Objective :: Lay out every line of the items below as a numbered list, omitting blank lines and leaving out the pictures.

* Begin Record extracts *

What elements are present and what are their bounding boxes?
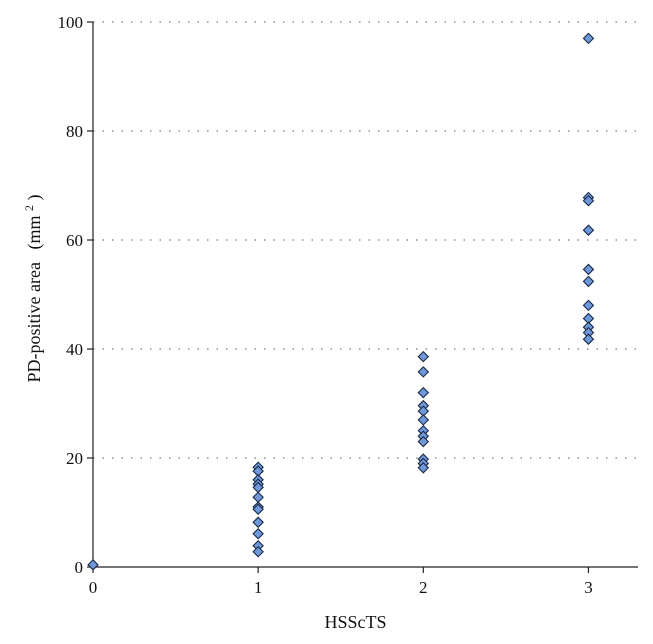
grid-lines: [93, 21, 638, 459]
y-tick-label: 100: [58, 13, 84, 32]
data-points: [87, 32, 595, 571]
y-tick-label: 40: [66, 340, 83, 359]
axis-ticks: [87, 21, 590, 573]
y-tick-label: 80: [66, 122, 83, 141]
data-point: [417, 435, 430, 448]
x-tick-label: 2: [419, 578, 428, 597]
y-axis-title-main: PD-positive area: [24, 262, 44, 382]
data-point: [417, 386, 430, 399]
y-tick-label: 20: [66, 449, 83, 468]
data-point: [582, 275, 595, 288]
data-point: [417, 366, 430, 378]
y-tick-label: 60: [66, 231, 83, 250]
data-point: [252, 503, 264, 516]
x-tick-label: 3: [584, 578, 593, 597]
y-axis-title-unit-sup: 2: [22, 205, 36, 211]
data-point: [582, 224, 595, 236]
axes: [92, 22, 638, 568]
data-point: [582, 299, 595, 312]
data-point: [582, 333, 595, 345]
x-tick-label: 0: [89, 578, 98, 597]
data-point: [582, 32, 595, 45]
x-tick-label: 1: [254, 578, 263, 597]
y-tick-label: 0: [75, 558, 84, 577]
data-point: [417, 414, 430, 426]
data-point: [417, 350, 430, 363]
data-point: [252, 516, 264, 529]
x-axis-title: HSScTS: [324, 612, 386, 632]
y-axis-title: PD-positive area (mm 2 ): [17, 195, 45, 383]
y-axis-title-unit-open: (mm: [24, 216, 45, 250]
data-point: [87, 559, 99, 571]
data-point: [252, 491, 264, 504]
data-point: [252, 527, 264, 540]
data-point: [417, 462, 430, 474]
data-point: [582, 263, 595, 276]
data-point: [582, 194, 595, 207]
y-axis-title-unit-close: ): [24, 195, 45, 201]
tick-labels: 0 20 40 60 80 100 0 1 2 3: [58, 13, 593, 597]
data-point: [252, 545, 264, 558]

* End Record extracts *

Output ::
1. What elements are present and what are their bounding boxes?
2. grid-lines: [93, 21, 638, 459]
3. y-tick-label: 100: [58, 13, 84, 32]
4. data-points: [87, 32, 595, 571]
5. y-tick-label: 40: [66, 340, 83, 359]
6. axis-ticks: [87, 21, 590, 573]
7. y-tick-label: 80: [66, 122, 83, 141]
8. data-point: [417, 435, 430, 448]
9. x-tick-label: 2: [419, 578, 428, 597]
10. y-axis-title-main: PD-positive area: [24, 262, 44, 382]
11. data-point: [417, 386, 430, 399]
12. y-tick-label: 20: [66, 449, 83, 468]
13. data-point: [582, 275, 595, 288]
14. data-point: [417, 366, 430, 378]
15. y-tick-label: 60: [66, 231, 83, 250]
16. data-point: [252, 503, 264, 516]
17. x-tick-label: 3: [584, 578, 593, 597]
18. y-axis-title-unit-sup: 2: [22, 205, 36, 211]
19. data-point: [582, 224, 595, 236]
20. axes: [92, 22, 638, 568]
21. data-point: [582, 299, 595, 312]
22. data-point: [582, 333, 595, 345]
23. x-tick-label: 0: [89, 578, 98, 597]
24. data-point: [582, 32, 595, 45]
25. x-tick-label: 1: [254, 578, 263, 597]
26. y-tick-label: 0: [75, 558, 84, 577]
27. data-point: [417, 414, 430, 426]
28. data-point: [417, 350, 430, 363]
29. data-point: [252, 516, 264, 529]
30. x-axis-title: HSScTS: [324, 612, 386, 632]
31. y-axis-title: PD-positive area (mm 2 ): [17, 195, 45, 383]
32. y-axis-title-unit-open: (mm: [24, 216, 45, 250]
33. data-point: [87, 559, 99, 571]
34. data-point: [252, 491, 264, 504]
35. data-point: [252, 527, 264, 540]
36. data-point: [417, 462, 430, 474]
37. data-point: [582, 263, 595, 276]
38. data-point: [582, 194, 595, 207]
39. y-axis-title-unit-close: ): [24, 195, 45, 201]
40. tick-labels: 0 20 40 60 80 100 0 1 2 3: [58, 13, 593, 597]
41. data-point: [252, 545, 264, 558]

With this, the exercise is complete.